• PROBLEM REQUIREMENTS
Retype each line exactly. Skip images.

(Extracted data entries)
● ● ●
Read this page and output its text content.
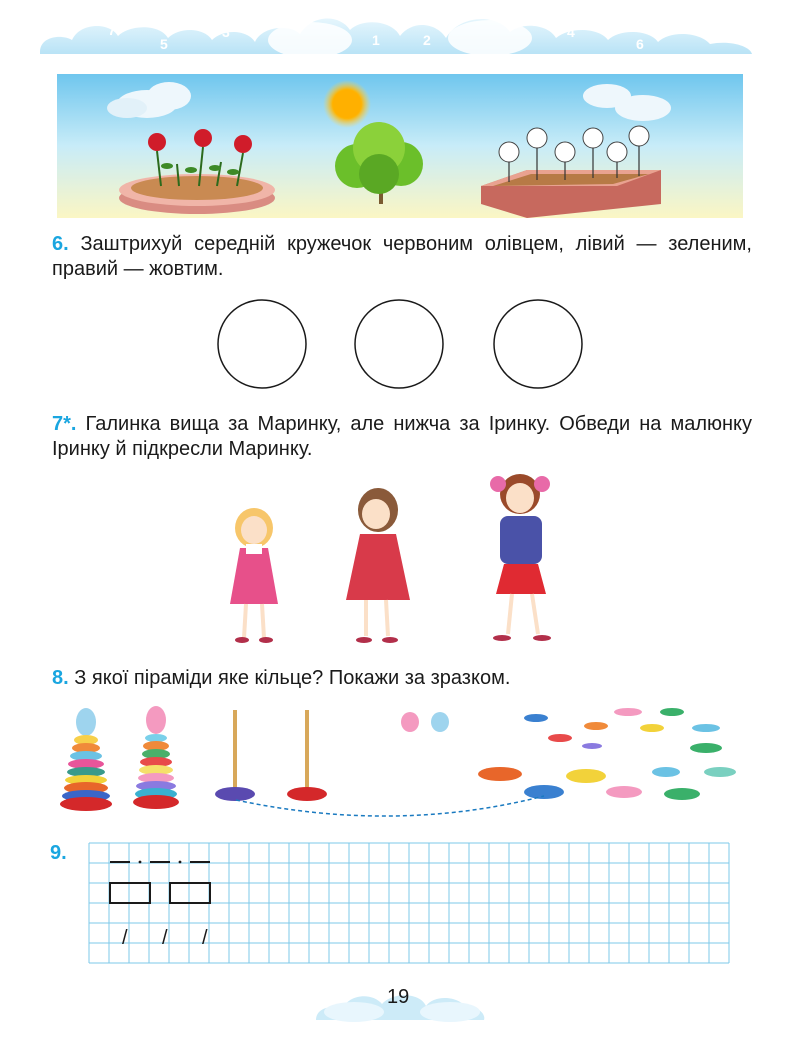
7
5
3	1
0
2	4
6
8
6. Заштрихуй середній кружечок червоним олівцем, лівий — зеленим, правий — жовтим.
7*. Галинка вища за Маринку, але нижча за Іринку. Обведи на малюнку Іринку й підкресли Маринку.
8. З якої піраміди яке кільце? Покажи за зразком.
9.
/ / /
19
● ● ●
• THE COMPLETED TASK
Read this page and output its text content.
7
5
3	1
0
2	4
6
8
6. Заштрихуй середній кружечок червоним олівцем, лівий — зеленим, правий — жовтим.
7*. Галинка вища за Маринку, але нижча за Іринку. Обведи на малюнку Іринку й підкресли Маринку.
8. З якої піраміди яке кільце? Покажи за зразком.
9.
/ / /
19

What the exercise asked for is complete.